Direction
Please retype the records below exactly, leaving out any pictures.

[Extracted data entries]

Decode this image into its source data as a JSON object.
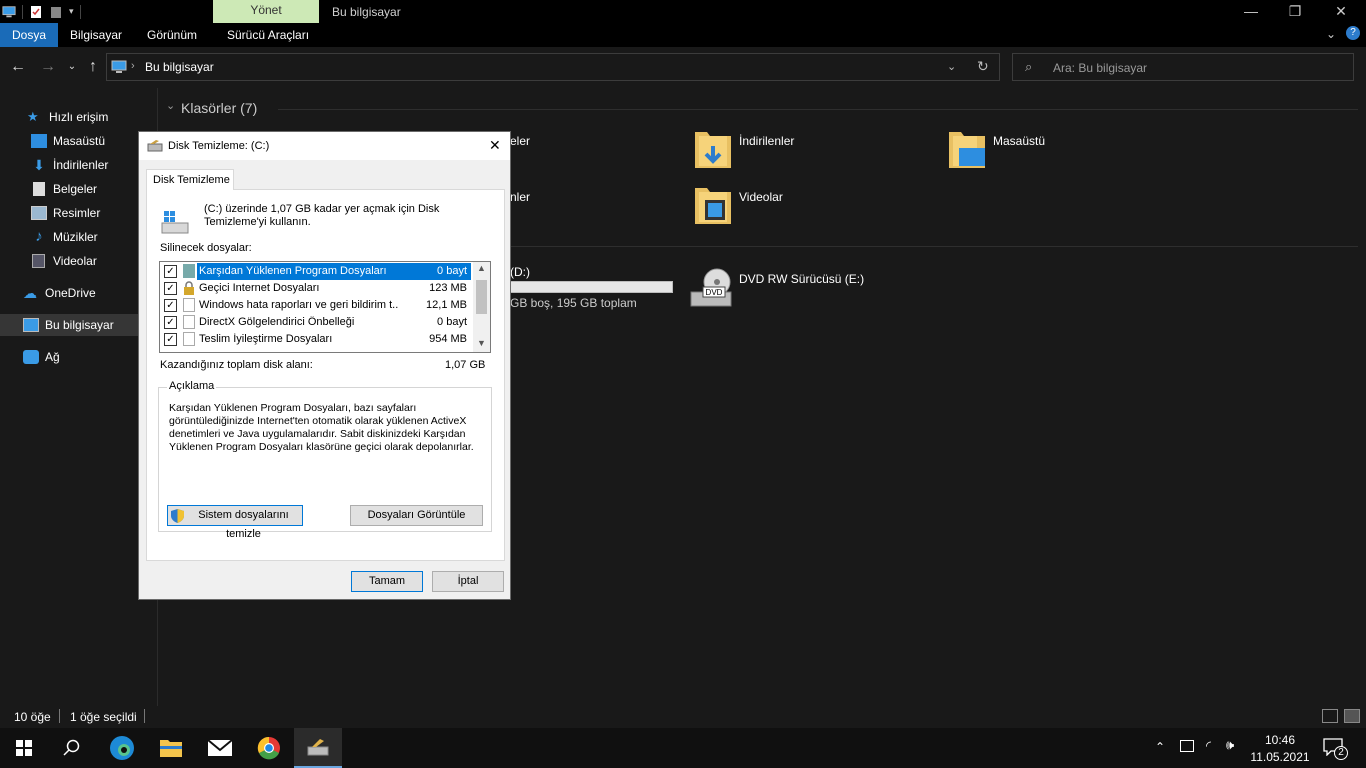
{
  "window": {
    "manage_tab": "Yönet",
    "title": "Bu bilgisayar",
    "minimize": "—",
    "restore": "❐",
    "close": "✕"
  },
  "ribbon": {
    "tabs": [
      "Dosya",
      "Bilgisayar",
      "Görünüm",
      "Sürücü Araçları"
    ]
  },
  "address": {
    "path": "Bu bilgisayar",
    "search_placeholder": "Ara: Bu bilgisayar"
  },
  "sidebar": {
    "items": [
      {
        "label": "Hızlı erişim"
      },
      {
        "label": "Masaüstü"
      },
      {
        "label": "İndirilenler"
      },
      {
        "label": "Belgeler"
      },
      {
        "label": "Resimler"
      },
      {
        "label": "Müzikler"
      },
      {
        "label": "Videolar"
      },
      {
        "label": "OneDrive"
      },
      {
        "label": "Bu bilgisayar"
      },
      {
        "label": "Ağ"
      }
    ]
  },
  "main": {
    "folders_header": "Klasörler (7)",
    "folders": [
      {
        "label": "eler"
      },
      {
        "label": "İndirilenler"
      },
      {
        "label": "Masaüstü"
      },
      {
        "label": "nler"
      },
      {
        "label": "Videolar"
      }
    ],
    "drives": [
      {
        "label": "(D:)",
        "free": "GB boş, 195 GB toplam"
      },
      {
        "label": "DVD RW Sürücüsü (E:)",
        "icon_text": "DVD"
      }
    ]
  },
  "status": {
    "item_count": "10 öğe",
    "selected": "1 öğe seçildi"
  },
  "taskbar": {
    "time": "10:46",
    "date": "11.05.2021",
    "notifications": "2"
  },
  "dialog": {
    "title": "Disk Temizleme:  (C:)",
    "tab": "Disk Temizleme",
    "intro_line1": "(C:) üzerinde 1,07 GB kadar yer açmak için Disk",
    "intro_line2": "Temizleme'yi kullanın.",
    "files_label": "Silinecek dosyalar:",
    "files": [
      {
        "name": "Karşıdan Yüklenen Program Dosyaları",
        "size": "0 bayt",
        "checked": true,
        "selected": true
      },
      {
        "name": "Geçici Internet Dosyaları",
        "size": "123 MB",
        "checked": true,
        "selected": false
      },
      {
        "name": "Windows hata raporları ve geri bildirim t...",
        "size": "12,1 MB",
        "checked": true,
        "selected": false
      },
      {
        "name": "DirectX Gölgelendirici Önbelleği",
        "size": "0 bayt",
        "checked": true,
        "selected": false
      },
      {
        "name": "Teslim İyileştirme Dosyaları",
        "size": "954 MB",
        "checked": true,
        "selected": false
      }
    ],
    "total_label": "Kazandığınız toplam disk alanı:",
    "total_value": "1,07 GB",
    "desc_legend": "Açıklama",
    "desc_line1": "Karşıdan Yüklenen Program Dosyaları, bazı sayfaları",
    "desc_line2": "görüntülediğinizde Internet'ten otomatik olarak yüklenen ActiveX",
    "desc_line3": "denetimleri ve Java uygulamalarıdır. Sabit diskinizdeki Karşıdan",
    "desc_line4": "Yüklenen Program Dosyaları klasörüne geçici olarak depolanırlar.",
    "clean_system": "Sistem dosyalarını temizle",
    "view_files": "Dosyaları Görüntüle",
    "ok": "Tamam",
    "cancel": "İptal",
    "close": "✕"
  }
}
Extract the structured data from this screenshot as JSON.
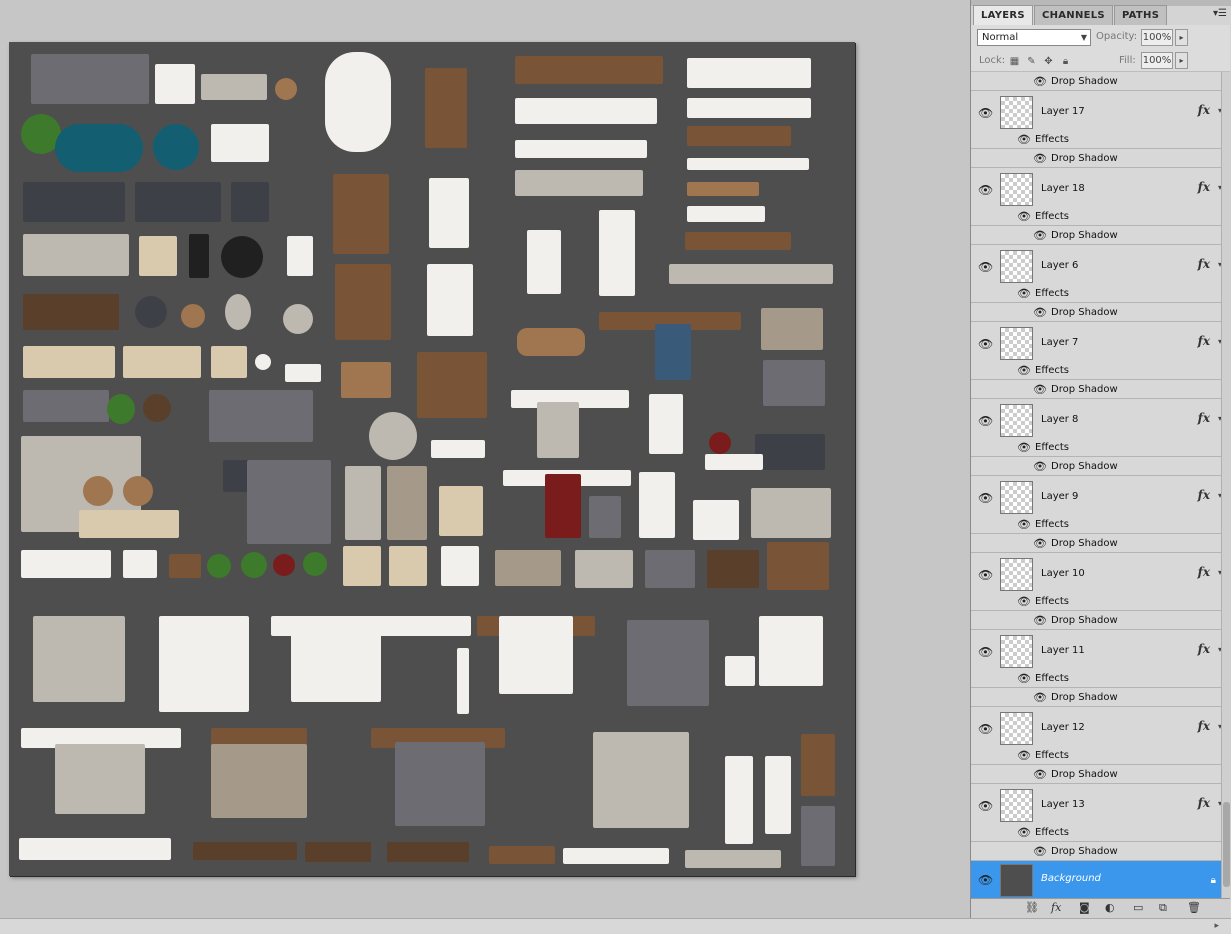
{
  "panel": {
    "tabs": [
      "LAYERS",
      "CHANNELS",
      "PATHS"
    ],
    "blend_mode": "Normal",
    "opacity_label": "Opacity:",
    "opacity_value": "100%",
    "lock_label": "Lock:",
    "fill_label": "Fill:",
    "fill_value": "100%",
    "top_partial_effect": "Drop Shadow",
    "layers": [
      {
        "name": "Layer 17",
        "effects": "Effects",
        "effect": "Drop Shadow"
      },
      {
        "name": "Layer 18",
        "effects": "Effects",
        "effect": "Drop Shadow"
      },
      {
        "name": "Layer 6",
        "effects": "Effects",
        "effect": "Drop Shadow"
      },
      {
        "name": "Layer 7",
        "effects": "Effects",
        "effect": "Drop Shadow"
      },
      {
        "name": "Layer 8",
        "effects": "Effects",
        "effect": "Drop Shadow"
      },
      {
        "name": "Layer 9",
        "effects": "Effects",
        "effect": "Drop Shadow"
      },
      {
        "name": "Layer 10",
        "effects": "Effects",
        "effect": "Drop Shadow"
      },
      {
        "name": "Layer 11",
        "effects": "Effects",
        "effect": "Drop Shadow"
      },
      {
        "name": "Layer 12",
        "effects": "Effects",
        "effect": "Drop Shadow"
      },
      {
        "name": "Layer 13",
        "effects": "Effects",
        "effect": "Drop Shadow"
      }
    ],
    "background_layer": "Background",
    "fx_glyph": "fx",
    "selection_color": "#3a97ec"
  }
}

The completed task
Decode this image into its source data as a JSON object.
{
  "window": {
    "manage_tab": "Yönet",
    "title": "Bu bilgisayar",
    "minimize": "—",
    "restore": "❐",
    "close": "✕"
  },
  "ribbon": {
    "tabs": [
      "Dosya",
      "Bilgisayar",
      "Görünüm",
      "Sürücü Araçları"
    ]
  },
  "address": {
    "path": "Bu bilgisayar",
    "search_placeholder": "Ara: Bu bilgisayar"
  },
  "sidebar": {
    "items": [
      {
        "label": "Hızlı erişim"
      },
      {
        "label": "Masaüstü"
      },
      {
        "label": "İndirilenler"
      },
      {
        "label": "Belgeler"
      },
      {
        "label": "Resimler"
      },
      {
        "label": "Müzikler"
      },
      {
        "label": "Videolar"
      },
      {
        "label": "OneDrive"
      },
      {
        "label": "Bu bilgisayar"
      },
      {
        "label": "Ağ"
      }
    ]
  },
  "main": {
    "folders_header": "Klasörler (7)",
    "folders": [
      {
        "label": "eler"
      },
      {
        "label": "İndirilenler"
      },
      {
        "label": "Masaüstü"
      },
      {
        "label": "nler"
      },
      {
        "label": "Videolar"
      }
    ],
    "drives": [
      {
        "label": "(D:)",
        "free": "GB boş, 195 GB toplam"
      },
      {
        "label": "DVD RW Sürücüsü (E:)",
        "icon_text": "DVD"
      }
    ]
  },
  "status": {
    "item_count": "10 öğe",
    "selected": "1 öğe seçildi"
  },
  "taskbar": {
    "time": "10:46",
    "date": "11.05.2021",
    "notifications": "2"
  },
  "dialog": {
    "title": "Disk Temizleme:  (C:)",
    "tab": "Disk Temizleme",
    "intro_line1": "(C:) üzerinde 1,07 GB kadar yer açmak için Disk",
    "intro_line2": "Temizleme'yi kullanın.",
    "files_label": "Silinecek dosyalar:",
    "files": [
      {
        "name": "Karşıdan Yüklenen Program Dosyaları",
        "size": "0 bayt",
        "checked": true,
        "selected": true
      },
      {
        "name": "Geçici Internet Dosyaları",
        "size": "123 MB",
        "checked": true,
        "selected": false
      },
      {
        "name": "Windows hata raporları ve geri bildirim t...",
        "size": "12,1 MB",
        "checked": true,
        "selected": false
      },
      {
        "name": "DirectX Gölgelendirici Önbelleği",
        "size": "0 bayt",
        "checked": true,
        "selected": false
      },
      {
        "name": "Teslim İyileştirme Dosyaları",
        "size": "954 MB",
        "checked": true,
        "selected": false
      }
    ],
    "total_label": "Kazandığınız toplam disk alanı:",
    "total_value": "1,07 GB",
    "desc_legend": "Açıklama",
    "desc_line1": "Karşıdan Yüklenen Program Dosyaları, bazı sayfaları",
    "desc_line2": "görüntülediğinizde Internet'ten otomatik olarak yüklenen ActiveX",
    "desc_line3": "denetimleri ve Java uygulamalarıdır. Sabit diskinizdeki Karşıdan",
    "desc_line4": "Yüklenen Program Dosyaları klasörüne geçici olarak depolanırlar.",
    "clean_system": "Sistem dosyalarını temizle",
    "view_files": "Dosyaları Görüntüle",
    "ok": "Tamam",
    "cancel": "İptal",
    "close": "✕"
  }
}
Extract the structured data from this screenshot as JSON.
{
  "panel": {
    "tabs": [
      "LAYERS",
      "CHANNELS",
      "PATHS"
    ],
    "blend_mode": "Normal",
    "opacity_label": "Opacity:",
    "opacity_value": "100%",
    "lock_label": "Lock:",
    "fill_label": "Fill:",
    "fill_value": "100%",
    "top_partial_effect": "Drop Shadow",
    "layers": [
      {
        "name": "Layer 17",
        "effects": "Effects",
        "effect": "Drop Shadow"
      },
      {
        "name": "Layer 18",
        "effects": "Effects",
        "effect": "Drop Shadow"
      },
      {
        "name": "Layer 6",
        "effects": "Effects",
        "effect": "Drop Shadow"
      },
      {
        "name": "Layer 7",
        "effects": "Effects",
        "effect": "Drop Shadow"
      },
      {
        "name": "Layer 8",
        "effects": "Effects",
        "effect": "Drop Shadow"
      },
      {
        "name": "Layer 9",
        "effects": "Effects",
        "effect": "Drop Shadow"
      },
      {
        "name": "Layer 10",
        "effects": "Effects",
        "effect": "Drop Shadow"
      },
      {
        "name": "Layer 11",
        "effects": "Effects",
        "effect": "Drop Shadow"
      },
      {
        "name": "Layer 12",
        "effects": "Effects",
        "effect": "Drop Shadow"
      },
      {
        "name": "Layer 13",
        "effects": "Effects",
        "effect": "Drop Shadow"
      }
    ],
    "background_layer": "Background",
    "fx_glyph": "fx",
    "selection_color": "#3a97ec"
  }
}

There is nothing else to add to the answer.